EXERCISE GOAL. Going through the material below, please gather all lines with the word "JSON" in them.
BEGIN THE RECORDS
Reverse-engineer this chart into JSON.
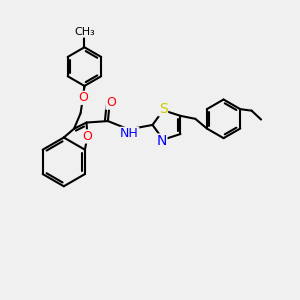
{
  "bg_color": "#f0f0f0",
  "bond_color": "#000000",
  "bond_width": 1.5,
  "atom_colors": {
    "O": "#ff0000",
    "N": "#0000ff",
    "S": "#cccc00",
    "C": "#000000"
  },
  "font_size": 9,
  "fig_size": [
    3.0,
    3.0
  ],
  "dpi": 100
}
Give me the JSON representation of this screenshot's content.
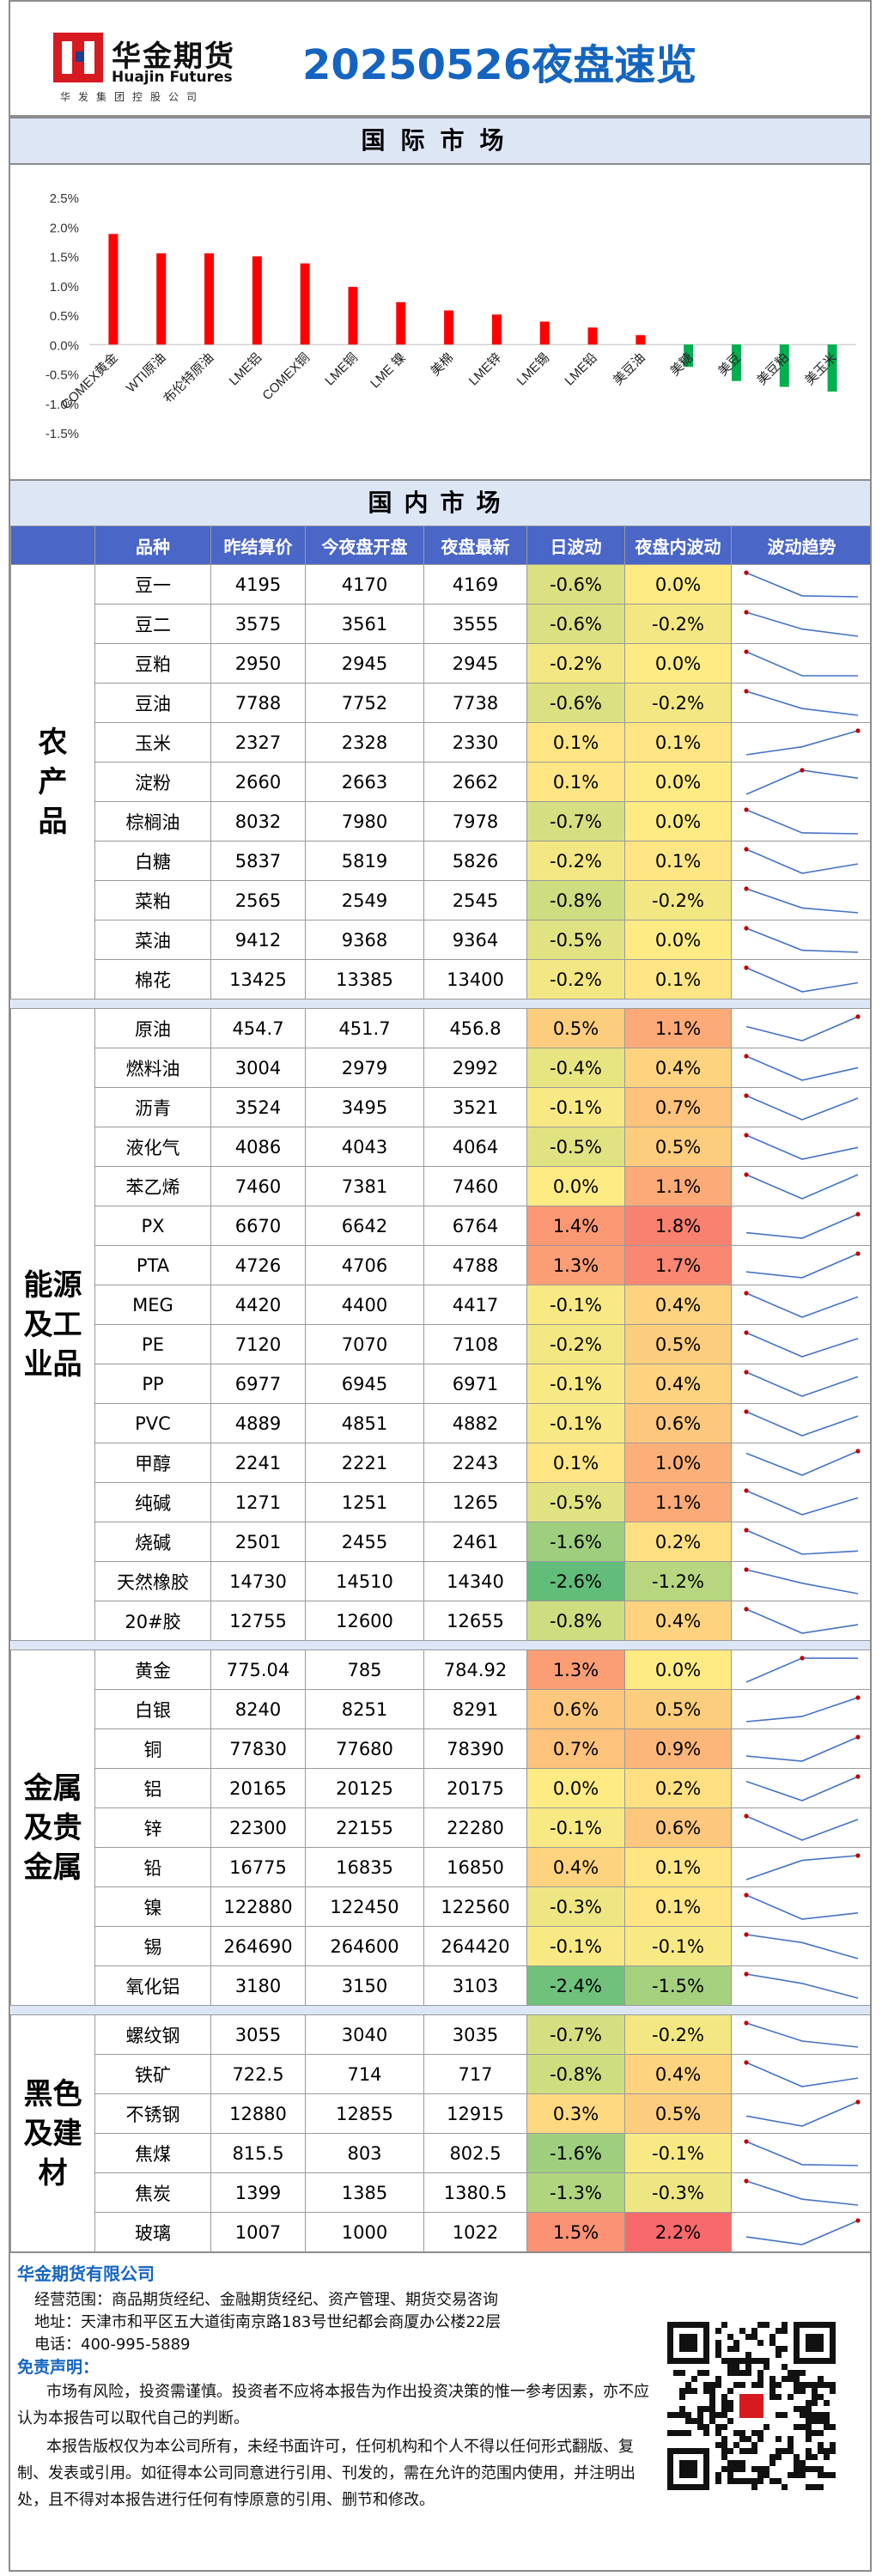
{
  "header": {
    "logo_cn": "华金期货",
    "logo_en": "Huajin Futures",
    "logo_sub": "华发集团控股公司",
    "title": "20250526夜盘速览"
  },
  "sections": {
    "international": "国际市场",
    "domestic": "国内市场"
  },
  "chart_data": {
    "type": "bar",
    "title": "",
    "xlabel": "",
    "ylabel": "",
    "ylim": [
      -1.5,
      2.5
    ],
    "yticks": [
      "2.5%",
      "2.0%",
      "1.5%",
      "1.0%",
      "0.5%",
      "0.0%",
      "-0.5%",
      "-1.0%",
      "-1.5%"
    ],
    "ytick_values": [
      2.5,
      2.0,
      1.5,
      1.0,
      0.5,
      0.0,
      -0.5,
      -1.0,
      -1.5
    ],
    "categories": [
      "COMEX黄金",
      "WTI原油",
      "布伦特原油",
      "LME铝",
      "COMEX铜",
      "LME铜",
      "LME 镍",
      "美棉",
      "LME锌",
      "LME锡",
      "LME铅",
      "美豆油",
      "美糖",
      "美豆",
      "美豆粕",
      "美玉米"
    ],
    "values": [
      1.88,
      1.55,
      1.55,
      1.5,
      1.38,
      0.98,
      0.72,
      0.58,
      0.51,
      0.39,
      0.29,
      0.16,
      -0.38,
      -0.62,
      -0.72,
      -0.8
    ],
    "colors": {
      "positive": "#ff0000",
      "negative": "#00b050"
    },
    "grid": false,
    "legend": "none"
  },
  "table": {
    "headers": [
      "品种",
      "昨结算价",
      "今夜盘开盘",
      "夜盘最新",
      "日波动",
      "夜盘内波动",
      "波动趋势"
    ],
    "groups": [
      {
        "name": "农产品",
        "rows": [
          {
            "name": "豆一",
            "prev": "4195",
            "open": "4170",
            "last": "4169",
            "day": "-0.6%",
            "night": "0.0%"
          },
          {
            "name": "豆二",
            "prev": "3575",
            "open": "3561",
            "last": "3555",
            "day": "-0.6%",
            "night": "-0.2%"
          },
          {
            "name": "豆粕",
            "prev": "2950",
            "open": "2945",
            "last": "2945",
            "day": "-0.2%",
            "night": "0.0%"
          },
          {
            "name": "豆油",
            "prev": "7788",
            "open": "7752",
            "last": "7738",
            "day": "-0.6%",
            "night": "-0.2%"
          },
          {
            "name": "玉米",
            "prev": "2327",
            "open": "2328",
            "last": "2330",
            "day": "0.1%",
            "night": "0.1%"
          },
          {
            "name": "淀粉",
            "prev": "2660",
            "open": "2663",
            "last": "2662",
            "day": "0.1%",
            "night": "0.0%"
          },
          {
            "name": "棕榈油",
            "prev": "8032",
            "open": "7980",
            "last": "7978",
            "day": "-0.7%",
            "night": "0.0%"
          },
          {
            "name": "白糖",
            "prev": "5837",
            "open": "5819",
            "last": "5826",
            "day": "-0.2%",
            "night": "0.1%"
          },
          {
            "name": "菜粕",
            "prev": "2565",
            "open": "2549",
            "last": "2545",
            "day": "-0.8%",
            "night": "-0.2%"
          },
          {
            "name": "菜油",
            "prev": "9412",
            "open": "9368",
            "last": "9364",
            "day": "-0.5%",
            "night": "0.0%"
          },
          {
            "name": "棉花",
            "prev": "13425",
            "open": "13385",
            "last": "13400",
            "day": "-0.2%",
            "night": "0.1%"
          }
        ]
      },
      {
        "name": "能源及工业品",
        "rows": [
          {
            "name": "原油",
            "prev": "454.7",
            "open": "451.7",
            "last": "456.8",
            "day": "0.5%",
            "night": "1.1%"
          },
          {
            "name": "燃料油",
            "prev": "3004",
            "open": "2979",
            "last": "2992",
            "day": "-0.4%",
            "night": "0.4%"
          },
          {
            "name": "沥青",
            "prev": "3524",
            "open": "3495",
            "last": "3521",
            "day": "-0.1%",
            "night": "0.7%"
          },
          {
            "name": "液化气",
            "prev": "4086",
            "open": "4043",
            "last": "4064",
            "day": "-0.5%",
            "night": "0.5%"
          },
          {
            "name": "苯乙烯",
            "prev": "7460",
            "open": "7381",
            "last": "7460",
            "day": "0.0%",
            "night": "1.1%"
          },
          {
            "name": "PX",
            "prev": "6670",
            "open": "6642",
            "last": "6764",
            "day": "1.4%",
            "night": "1.8%"
          },
          {
            "name": "PTA",
            "prev": "4726",
            "open": "4706",
            "last": "4788",
            "day": "1.3%",
            "night": "1.7%"
          },
          {
            "name": "MEG",
            "prev": "4420",
            "open": "4400",
            "last": "4417",
            "day": "-0.1%",
            "night": "0.4%"
          },
          {
            "name": "PE",
            "prev": "7120",
            "open": "7070",
            "last": "7108",
            "day": "-0.2%",
            "night": "0.5%"
          },
          {
            "name": "PP",
            "prev": "6977",
            "open": "6945",
            "last": "6971",
            "day": "-0.1%",
            "night": "0.4%"
          },
          {
            "name": "PVC",
            "prev": "4889",
            "open": "4851",
            "last": "4882",
            "day": "-0.1%",
            "night": "0.6%"
          },
          {
            "name": "甲醇",
            "prev": "2241",
            "open": "2221",
            "last": "2243",
            "day": "0.1%",
            "night": "1.0%"
          },
          {
            "name": "纯碱",
            "prev": "1271",
            "open": "1251",
            "last": "1265",
            "day": "-0.5%",
            "night": "1.1%"
          },
          {
            "name": "烧碱",
            "prev": "2501",
            "open": "2455",
            "last": "2461",
            "day": "-1.6%",
            "night": "0.2%"
          },
          {
            "name": "天然橡胶",
            "prev": "14730",
            "open": "14510",
            "last": "14340",
            "day": "-2.6%",
            "night": "-1.2%"
          },
          {
            "name": "20#胶",
            "prev": "12755",
            "open": "12600",
            "last": "12655",
            "day": "-0.8%",
            "night": "0.4%"
          }
        ]
      },
      {
        "name": "金属及贵金属",
        "rows": [
          {
            "name": "黄金",
            "prev": "775.04",
            "open": "785",
            "last": "784.92",
            "day": "1.3%",
            "night": "0.0%"
          },
          {
            "name": "白银",
            "prev": "8240",
            "open": "8251",
            "last": "8291",
            "day": "0.6%",
            "night": "0.5%"
          },
          {
            "name": "铜",
            "prev": "77830",
            "open": "77680",
            "last": "78390",
            "day": "0.7%",
            "night": "0.9%"
          },
          {
            "name": "铝",
            "prev": "20165",
            "open": "20125",
            "last": "20175",
            "day": "0.0%",
            "night": "0.2%"
          },
          {
            "name": "锌",
            "prev": "22300",
            "open": "22155",
            "last": "22280",
            "day": "-0.1%",
            "night": "0.6%"
          },
          {
            "name": "铅",
            "prev": "16775",
            "open": "16835",
            "last": "16850",
            "day": "0.4%",
            "night": "0.1%"
          },
          {
            "name": "镍",
            "prev": "122880",
            "open": "122450",
            "last": "122560",
            "day": "-0.3%",
            "night": "0.1%"
          },
          {
            "name": "锡",
            "prev": "264690",
            "open": "264600",
            "last": "264420",
            "day": "-0.1%",
            "night": "-0.1%"
          },
          {
            "name": "氧化铝",
            "prev": "3180",
            "open": "3150",
            "last": "3103",
            "day": "-2.4%",
            "night": "-1.5%"
          }
        ]
      },
      {
        "name": "黑色及建材",
        "rows": [
          {
            "name": "螺纹钢",
            "prev": "3055",
            "open": "3040",
            "last": "3035",
            "day": "-0.7%",
            "night": "-0.2%"
          },
          {
            "name": "铁矿",
            "prev": "722.5",
            "open": "714",
            "last": "717",
            "day": "-0.8%",
            "night": "0.4%"
          },
          {
            "name": "不锈钢",
            "prev": "12880",
            "open": "12855",
            "last": "12915",
            "day": "0.3%",
            "night": "0.5%"
          },
          {
            "name": "焦煤",
            "prev": "815.5",
            "open": "803",
            "last": "802.5",
            "day": "-1.6%",
            "night": "-0.1%"
          },
          {
            "name": "焦炭",
            "prev": "1399",
            "open": "1385",
            "last": "1380.5",
            "day": "-1.3%",
            "night": "-0.3%"
          },
          {
            "name": "玻璃",
            "prev": "1007",
            "open": "1000",
            "last": "1022",
            "day": "1.5%",
            "night": "2.2%"
          }
        ]
      }
    ]
  },
  "footer": {
    "company": "华金期货有限公司",
    "scope": "经营范围：商品期货经纪、金融期货经纪、资产管理、期货交易咨询",
    "address": "地址：天津市和平区五大道街南京路183号世纪都会商厦办公楼22层",
    "phone": "电话：400-995-5889",
    "disclaimer_title": "免责声明：",
    "disclaimer_1": "市场有风险，投资需谨慎。投资者不应将本报告为作出投资决策的惟一参考因素，亦不应认为本报告可以取代自己的判断。",
    "disclaimer_2": "本报告版权仅为本公司所有，未经书面许可，任何机构和个人不得以任何形式翻版、复制、发表或引用。如征得本公司同意进行引用、刊发的，需在允许的范围内使用，并注明出处，且不得对本报告进行任何有悖原意的引用、删节和修改。"
  }
}
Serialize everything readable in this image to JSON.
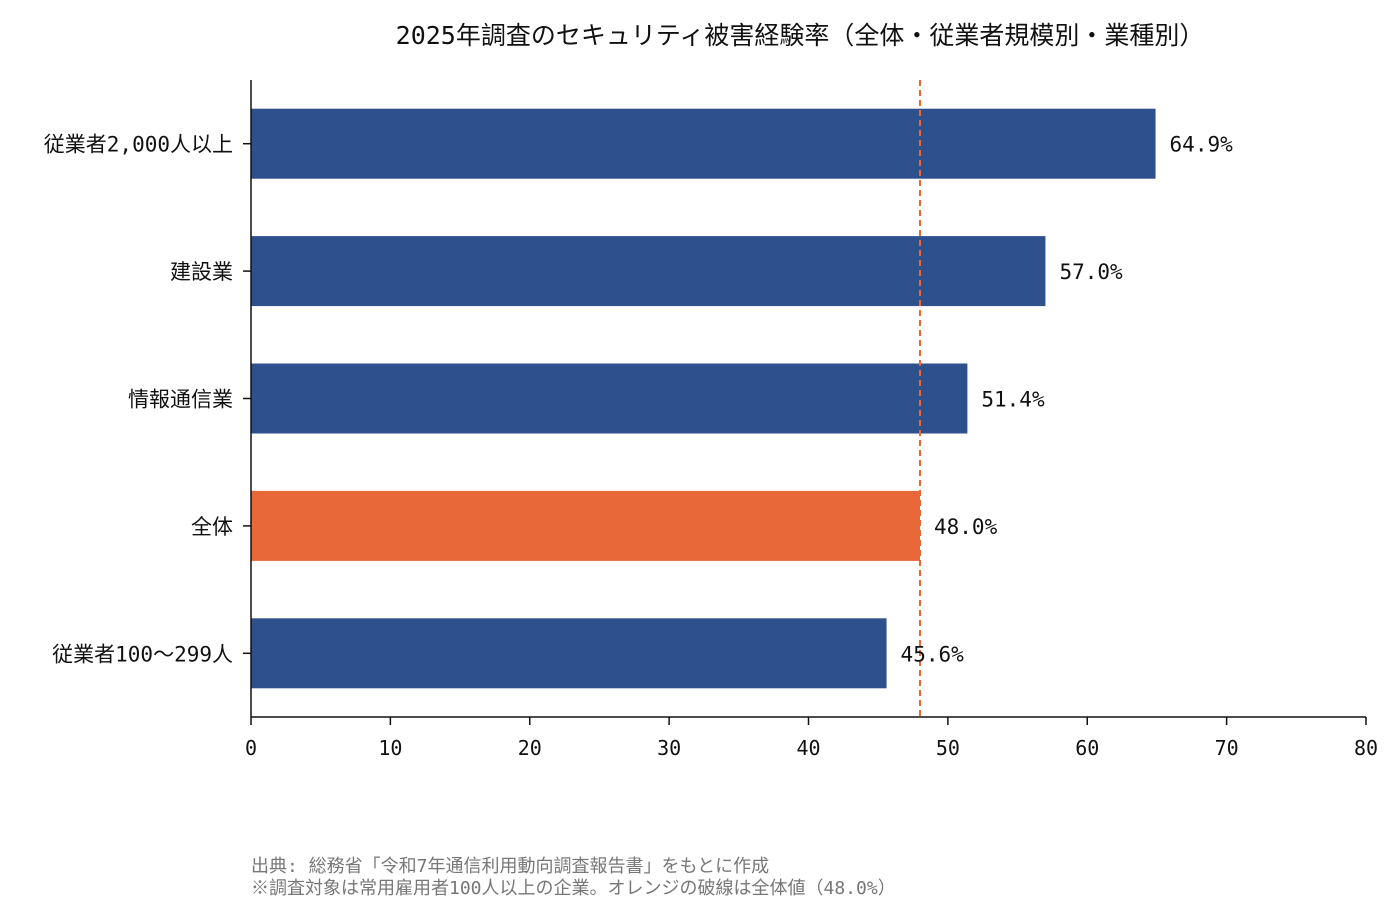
END THE RECORDS
FINAL ANSWER.
Reverse-engineer this chart into JSON.
Give me the JSON representation of this screenshot's content.
Serialize everything readable in this image to JSON.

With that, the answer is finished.